───── Task material ─────

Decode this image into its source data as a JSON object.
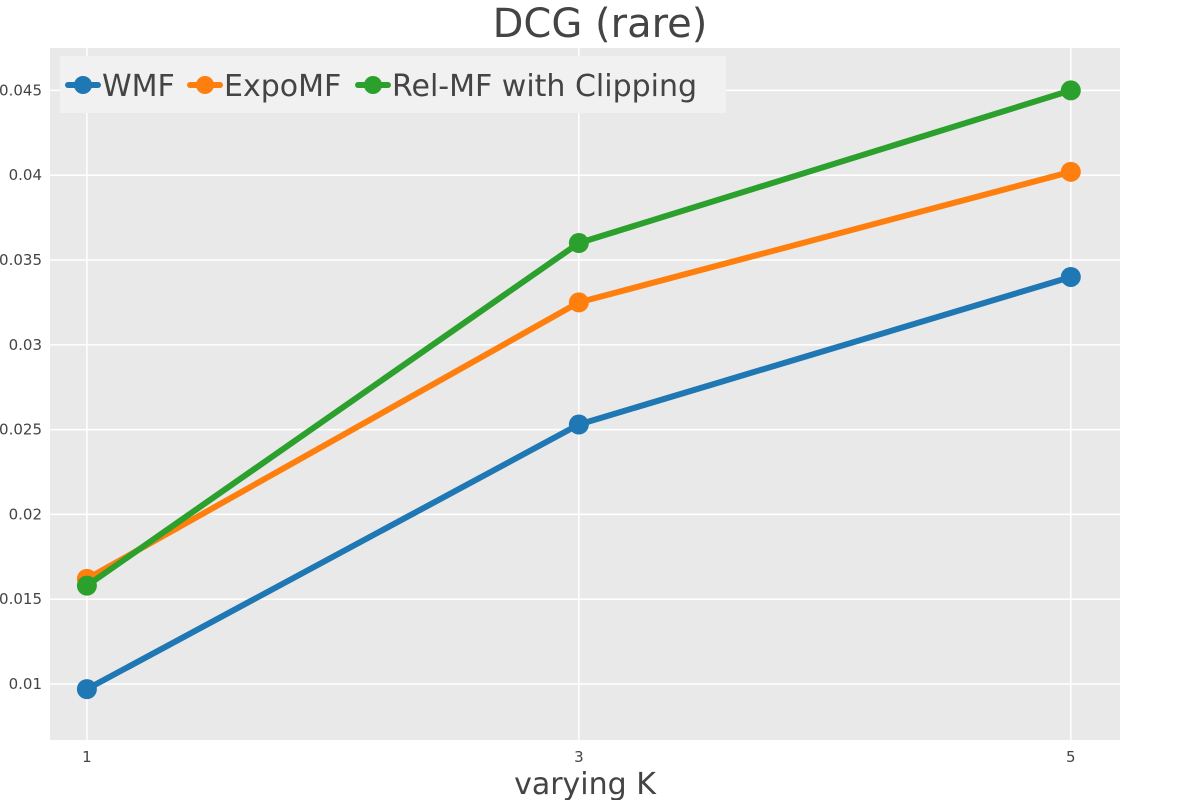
{
  "chart_data": {
    "type": "line",
    "title": "DCG (rare)",
    "xlabel": "varying K",
    "ylabel": "",
    "x": [
      1,
      3,
      5
    ],
    "x_tick_labels": [
      "1",
      "3",
      "5"
    ],
    "y_ticks": [
      0.01,
      0.015,
      0.02,
      0.025,
      0.03,
      0.035,
      0.04,
      0.045
    ],
    "y_tick_labels": [
      "0.01",
      "0.015",
      "0.02",
      "0.025",
      "0.03",
      "0.035",
      "0.04",
      "0.045"
    ],
    "xlim": [
      0.85,
      5.2
    ],
    "ylim": [
      0.0067,
      0.0475
    ],
    "grid": true,
    "legend_position": "top-left",
    "plot_background": "#e9e9e9",
    "series": [
      {
        "name": "WMF",
        "color": "#1f77b4",
        "values": [
          0.0097,
          0.0253,
          0.034
        ]
      },
      {
        "name": "ExpoMF",
        "color": "#ff7f0e",
        "values": [
          0.0162,
          0.0325,
          0.0402
        ]
      },
      {
        "name": "Rel-MF with Clipping",
        "color": "#2ca02c",
        "values": [
          0.0158,
          0.036,
          0.045
        ]
      }
    ]
  }
}
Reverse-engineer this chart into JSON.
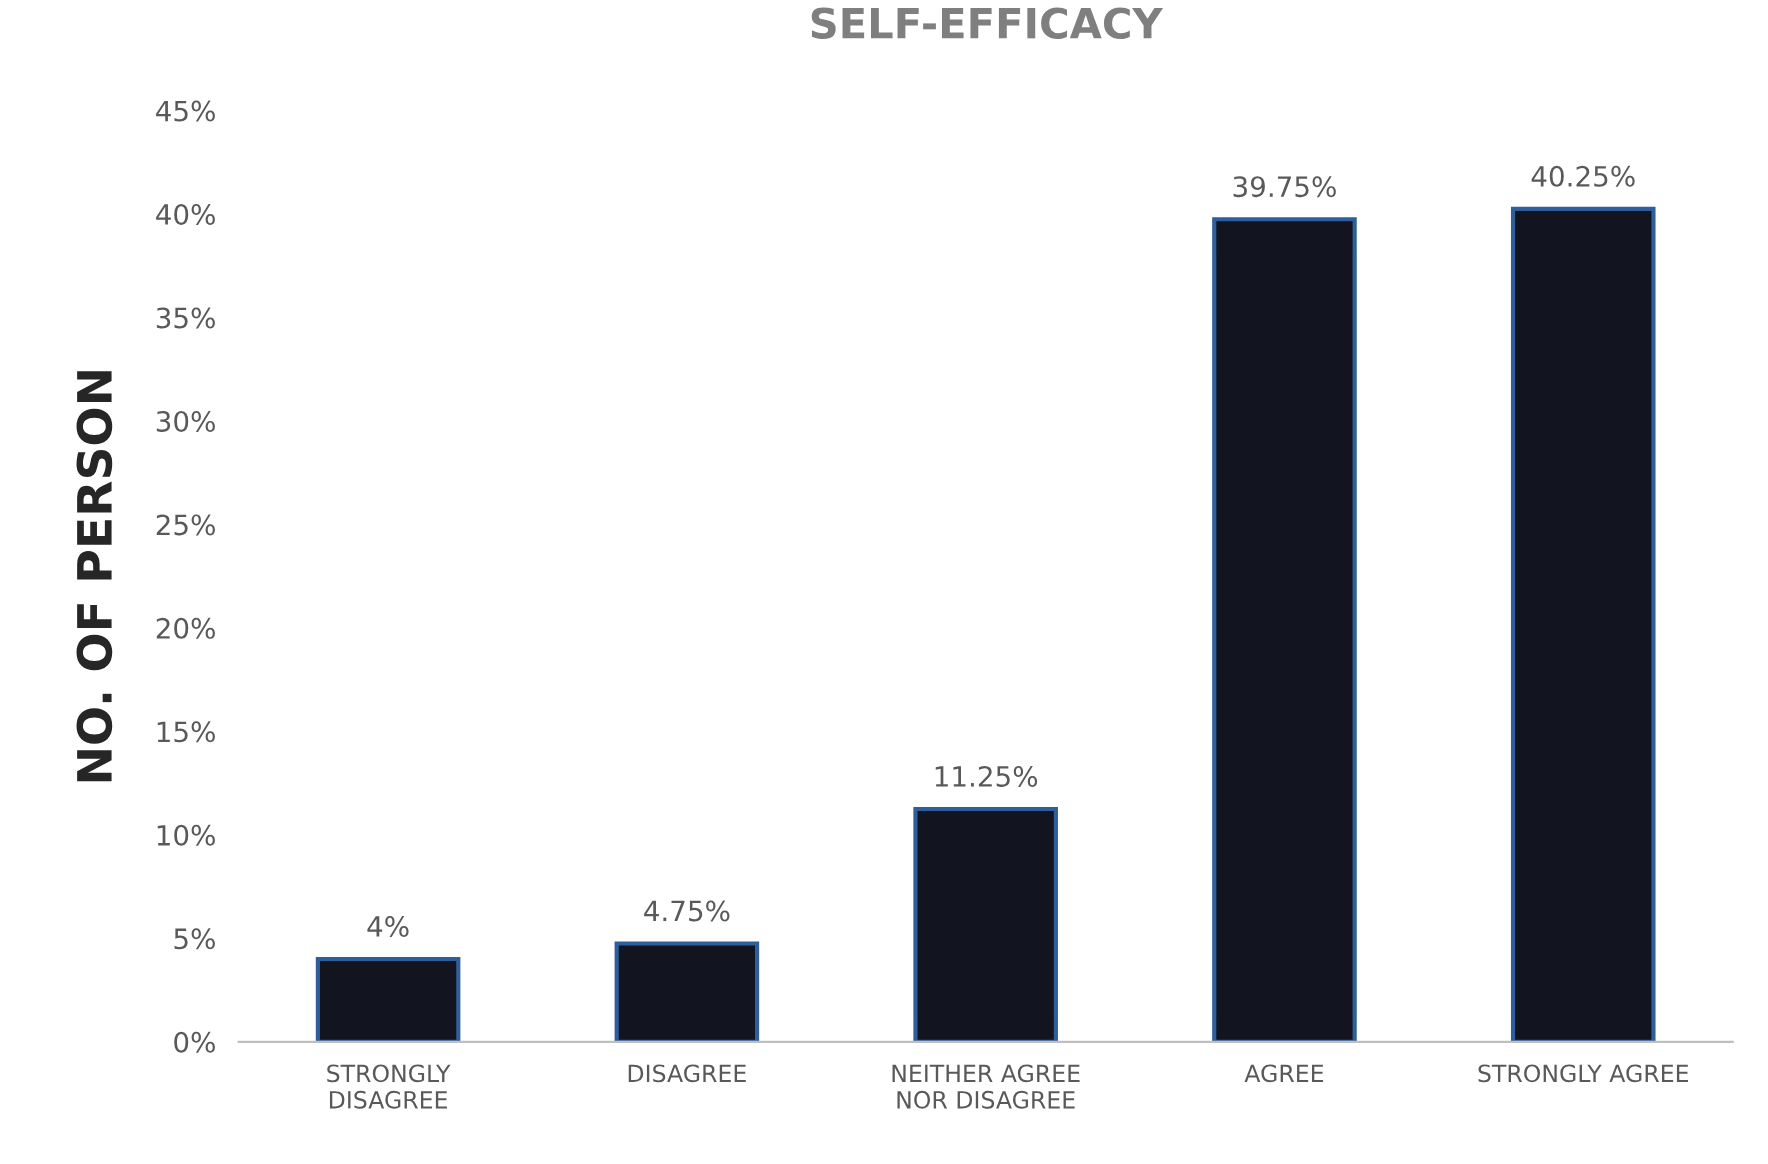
{
  "chart_data": {
    "type": "bar",
    "title": "SELF-EFFICACY",
    "ylabel": "NO. OF PERSON",
    "categories": [
      "STRONGLY\nDISAGREE",
      "DISAGREE",
      "NEITHER AGREE\nNOR DISAGREE",
      "AGREE",
      "STRONGLY AGREE"
    ],
    "values": [
      4,
      4.75,
      11.25,
      39.75,
      40.25
    ],
    "value_labels": [
      "4%",
      "4.75%",
      "11.25%",
      "39.75%",
      "40.25%"
    ],
    "color": "#12151f",
    "ylim": [
      0,
      45
    ],
    "yticks": [
      {
        "value": 0,
        "label": "0%"
      },
      {
        "value": 5,
        "label": "5%"
      },
      {
        "value": 10,
        "label": "10%"
      },
      {
        "value": 15,
        "label": "15%"
      },
      {
        "value": 20,
        "label": "20%"
      },
      {
        "value": 25,
        "label": "25%"
      },
      {
        "value": 30,
        "label": "30%"
      },
      {
        "value": 35,
        "label": "35%"
      },
      {
        "value": 40,
        "label": "40%"
      },
      {
        "value": 45,
        "label": "45%"
      }
    ],
    "grid": false,
    "legend": false
  }
}
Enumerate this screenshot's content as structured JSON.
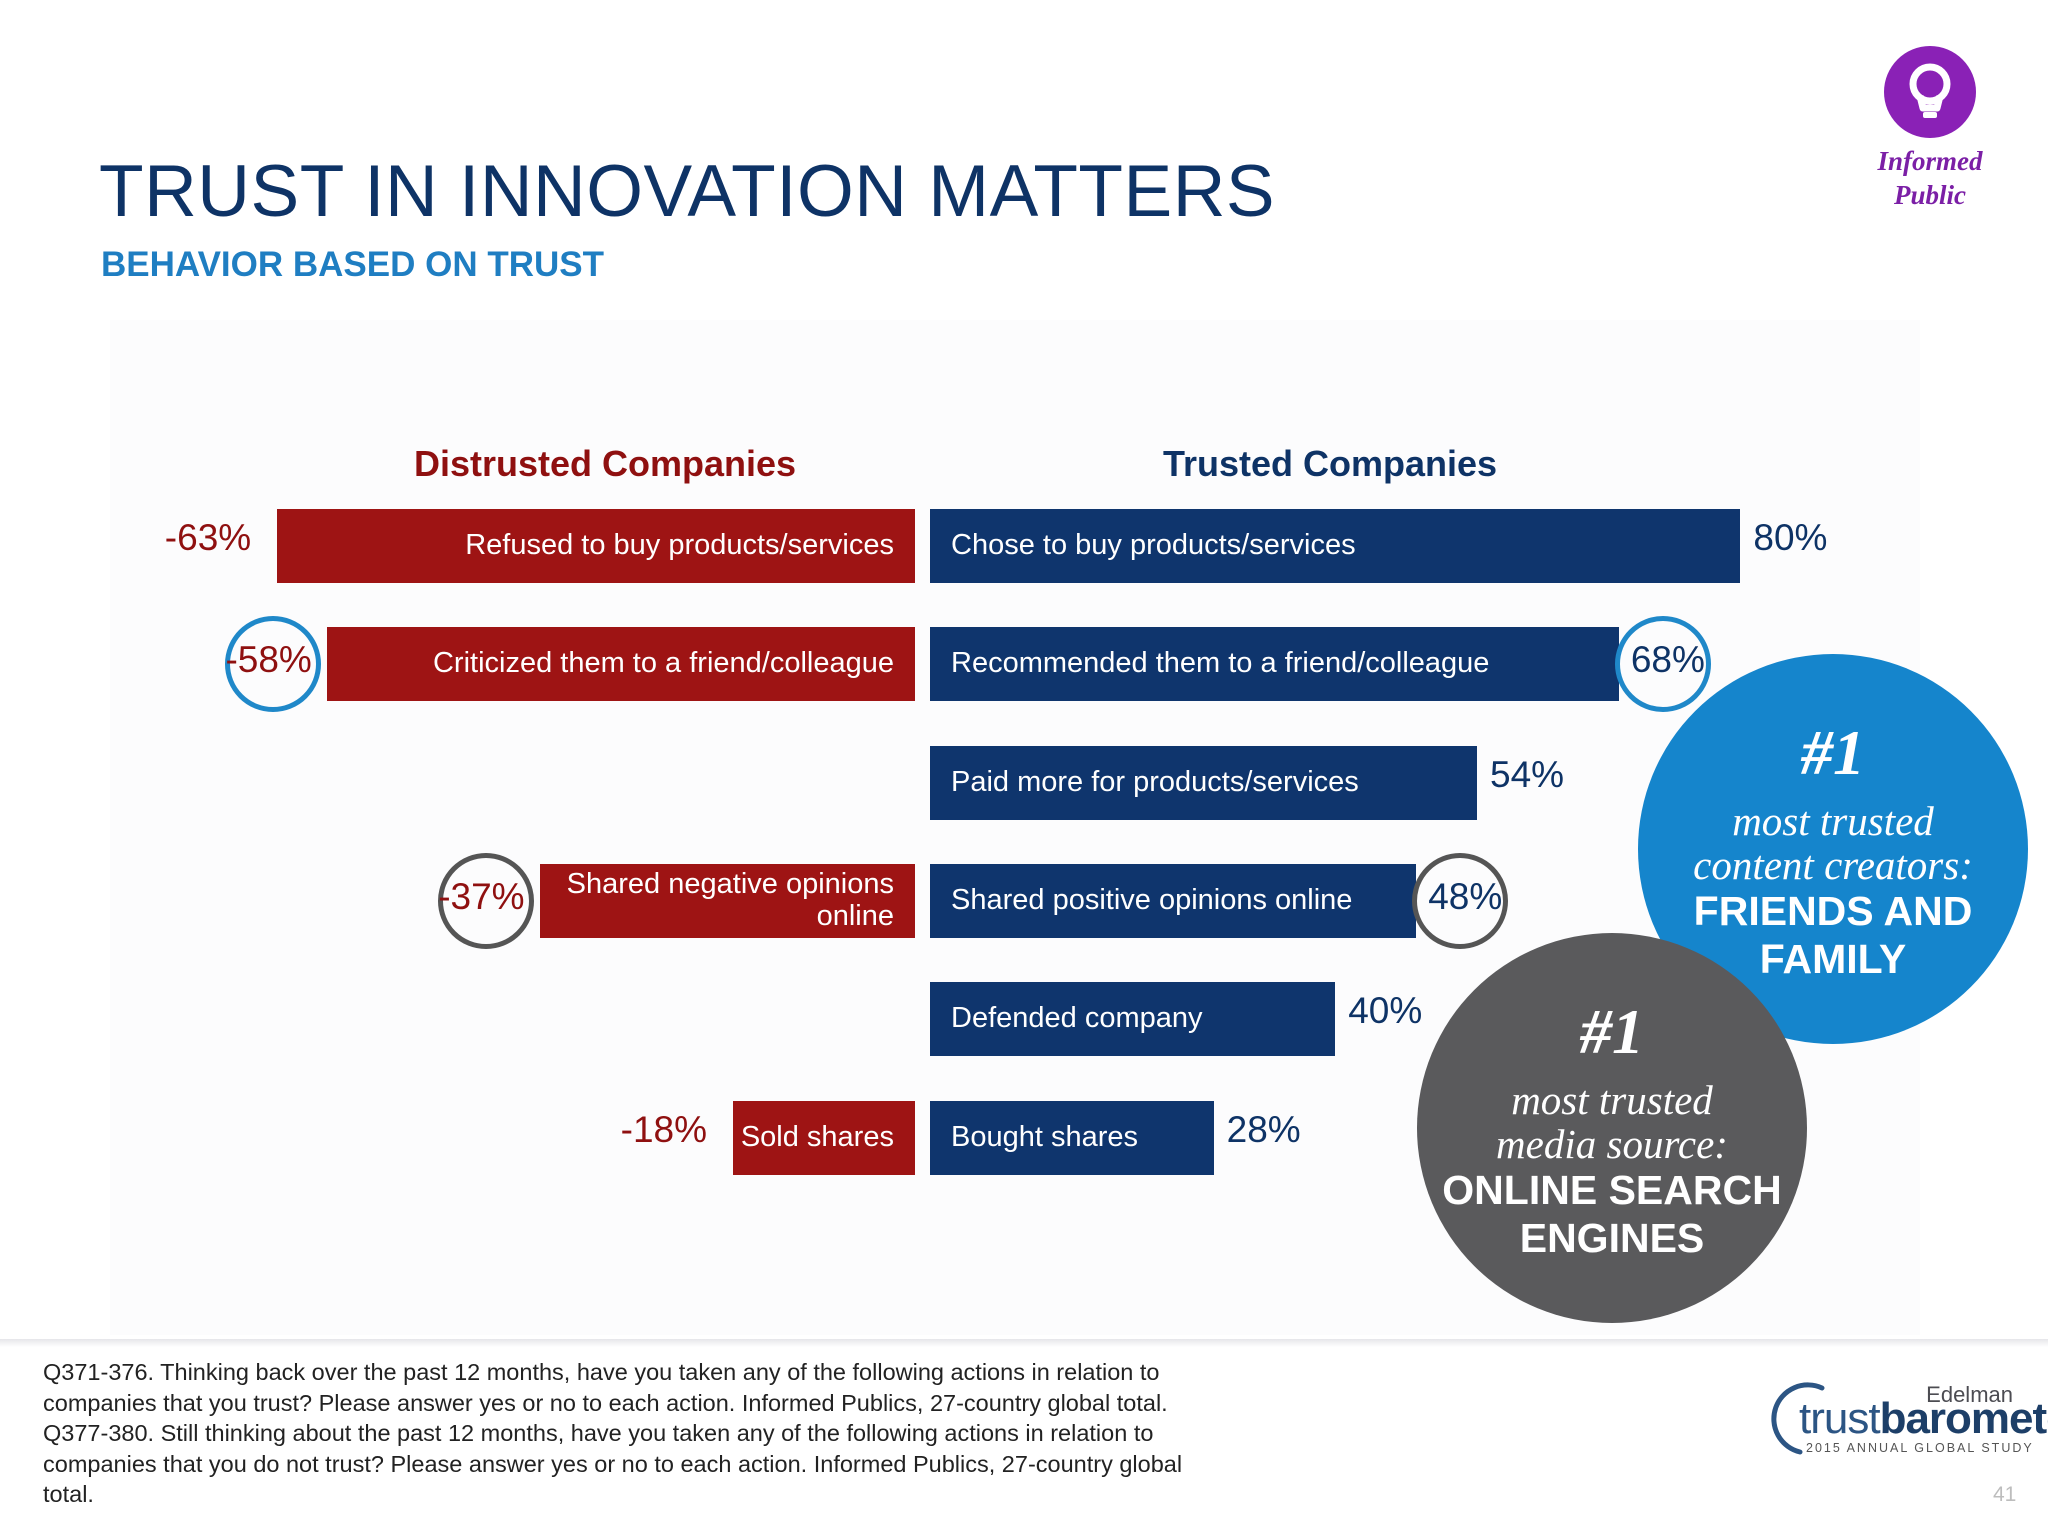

─────

**Exercise goal**
Show the lines of the records that include the string "into".

**Exercise result**
Decode this image into its source data as a JSON object.
Reverse-engineer this chart into JSON.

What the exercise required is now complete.